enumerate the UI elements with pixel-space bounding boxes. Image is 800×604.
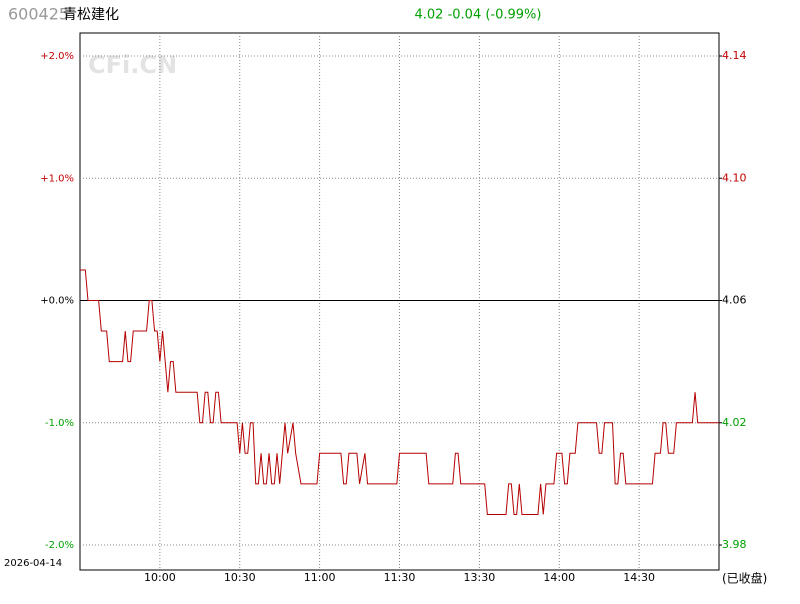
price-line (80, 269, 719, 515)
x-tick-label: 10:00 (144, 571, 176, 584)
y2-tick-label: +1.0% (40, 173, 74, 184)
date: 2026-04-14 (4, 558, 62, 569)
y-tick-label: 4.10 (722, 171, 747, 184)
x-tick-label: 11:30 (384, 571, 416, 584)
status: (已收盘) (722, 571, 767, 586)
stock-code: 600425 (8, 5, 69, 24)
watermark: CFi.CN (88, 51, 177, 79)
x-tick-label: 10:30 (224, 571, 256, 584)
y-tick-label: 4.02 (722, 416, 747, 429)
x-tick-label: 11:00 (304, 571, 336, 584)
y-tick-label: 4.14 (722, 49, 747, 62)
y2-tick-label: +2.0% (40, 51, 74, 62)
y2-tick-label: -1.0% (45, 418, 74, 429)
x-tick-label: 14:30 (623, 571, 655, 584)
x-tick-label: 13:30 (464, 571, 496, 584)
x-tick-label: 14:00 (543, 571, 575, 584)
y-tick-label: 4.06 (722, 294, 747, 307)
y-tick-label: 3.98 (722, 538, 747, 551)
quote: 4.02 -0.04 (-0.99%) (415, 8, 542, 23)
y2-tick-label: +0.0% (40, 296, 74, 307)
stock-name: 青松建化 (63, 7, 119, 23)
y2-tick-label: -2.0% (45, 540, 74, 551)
* * *
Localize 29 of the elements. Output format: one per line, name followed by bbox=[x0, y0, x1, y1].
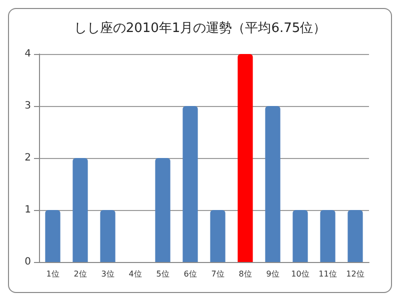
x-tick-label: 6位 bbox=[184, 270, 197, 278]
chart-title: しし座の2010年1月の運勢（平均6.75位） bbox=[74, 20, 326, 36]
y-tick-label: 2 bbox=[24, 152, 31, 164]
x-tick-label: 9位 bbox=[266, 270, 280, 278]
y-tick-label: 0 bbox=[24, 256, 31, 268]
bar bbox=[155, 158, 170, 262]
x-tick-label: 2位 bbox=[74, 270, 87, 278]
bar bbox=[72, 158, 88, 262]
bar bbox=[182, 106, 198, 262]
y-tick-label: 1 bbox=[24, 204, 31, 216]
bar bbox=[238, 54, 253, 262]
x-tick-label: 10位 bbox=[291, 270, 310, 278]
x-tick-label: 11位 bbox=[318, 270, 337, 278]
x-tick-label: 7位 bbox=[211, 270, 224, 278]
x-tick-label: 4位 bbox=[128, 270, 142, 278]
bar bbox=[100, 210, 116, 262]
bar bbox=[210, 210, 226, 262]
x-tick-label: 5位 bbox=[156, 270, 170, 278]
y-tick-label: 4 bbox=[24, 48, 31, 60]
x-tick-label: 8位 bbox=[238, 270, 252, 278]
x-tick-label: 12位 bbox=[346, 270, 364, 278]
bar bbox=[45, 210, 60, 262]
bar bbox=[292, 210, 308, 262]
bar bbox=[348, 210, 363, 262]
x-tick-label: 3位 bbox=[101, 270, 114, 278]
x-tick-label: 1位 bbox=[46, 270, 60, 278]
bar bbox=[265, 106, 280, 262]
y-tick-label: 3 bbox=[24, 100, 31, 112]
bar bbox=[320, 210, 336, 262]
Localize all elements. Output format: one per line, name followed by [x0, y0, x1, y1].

◆ Written exercise ◆
Format the items above, starting at the line containing "x-tick-label: 6位 bbox=[184, 270, 197, 278]" and ending at the line containing "bar bbox=[182, 106, 198, 262]", as a numbered list with any blank lines left out.

◆ Written response ◆
1. x-tick-label: 6位 bbox=[184, 270, 197, 278]
2. chart-title: しし座の2010年1月の運勢（平均6.75位） bbox=[74, 20, 326, 36]
3. y-tick-label: 2 bbox=[24, 152, 31, 164]
4. x-tick-label: 9位 bbox=[266, 270, 280, 278]
5. y-tick-label: 0 bbox=[24, 256, 31, 268]
6. bar bbox=[155, 158, 170, 262]
7. x-tick-label: 2位 bbox=[74, 270, 87, 278]
8. bar bbox=[72, 158, 88, 262]
9. bar bbox=[182, 106, 198, 262]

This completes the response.